[Records about charts and figures]
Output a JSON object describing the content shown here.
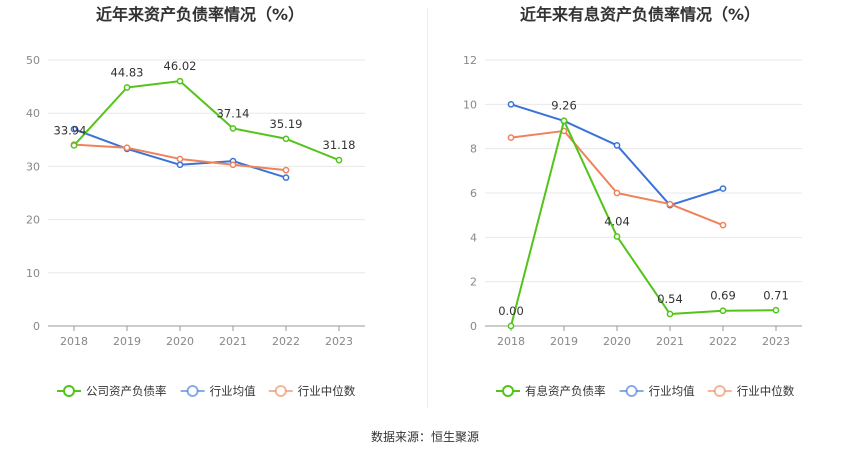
{
  "source_label": "数据来源：",
  "source_name": "恒生聚源",
  "chart_data": [
    {
      "type": "line",
      "title": "近年来资产负债率情况（%）",
      "categories": [
        "2018",
        "2019",
        "2020",
        "2021",
        "2022",
        "2023"
      ],
      "ylim": [
        0,
        50
      ],
      "yticks": [
        0,
        10,
        20,
        30,
        40,
        50
      ],
      "grid": true,
      "legend_position": "bottom",
      "series": [
        {
          "name": "公司资产负债率",
          "color": "#52c41a",
          "values": [
            33.94,
            44.83,
            46.02,
            37.14,
            35.19,
            31.18
          ],
          "labels": [
            "33.94",
            "44.83",
            "46.02",
            "37.14",
            "35.19",
            "31.18"
          ]
        },
        {
          "name": "行业均值",
          "color": "#3a73d8",
          "values": [
            37.0,
            33.3,
            30.3,
            31.0,
            27.9,
            null
          ]
        },
        {
          "name": "行业中位数",
          "color": "#f0825a",
          "values": [
            34.1,
            33.5,
            31.4,
            30.3,
            29.3,
            null
          ]
        }
      ]
    },
    {
      "type": "line",
      "title": "近年来有息资产负债率情况（%）",
      "categories": [
        "2018",
        "2019",
        "2020",
        "2021",
        "2022",
        "2023"
      ],
      "ylim": [
        0,
        12
      ],
      "yticks": [
        0,
        2,
        4,
        6,
        8,
        10,
        12
      ],
      "grid": true,
      "legend_position": "bottom",
      "series": [
        {
          "name": "有息资产负债率",
          "color": "#52c41a",
          "values": [
            0.0,
            9.26,
            4.04,
            0.54,
            0.69,
            0.71
          ],
          "labels": [
            "0.00",
            "9.26",
            "4.04",
            "0.54",
            "0.69",
            "0.71"
          ]
        },
        {
          "name": "行业均值",
          "color": "#3a73d8",
          "values": [
            10.0,
            9.25,
            8.15,
            5.45,
            6.2,
            null
          ]
        },
        {
          "name": "行业中位数",
          "color": "#f0825a",
          "values": [
            8.5,
            8.8,
            6.0,
            5.5,
            4.55,
            null
          ]
        }
      ]
    }
  ]
}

* **Prompt**: Extract all lines that hold the word "title".

* **Solution for this problem**:
      "title": "近年来资产负债率情况（%）",
      "title": "近年来有息资产负债率情况（%）",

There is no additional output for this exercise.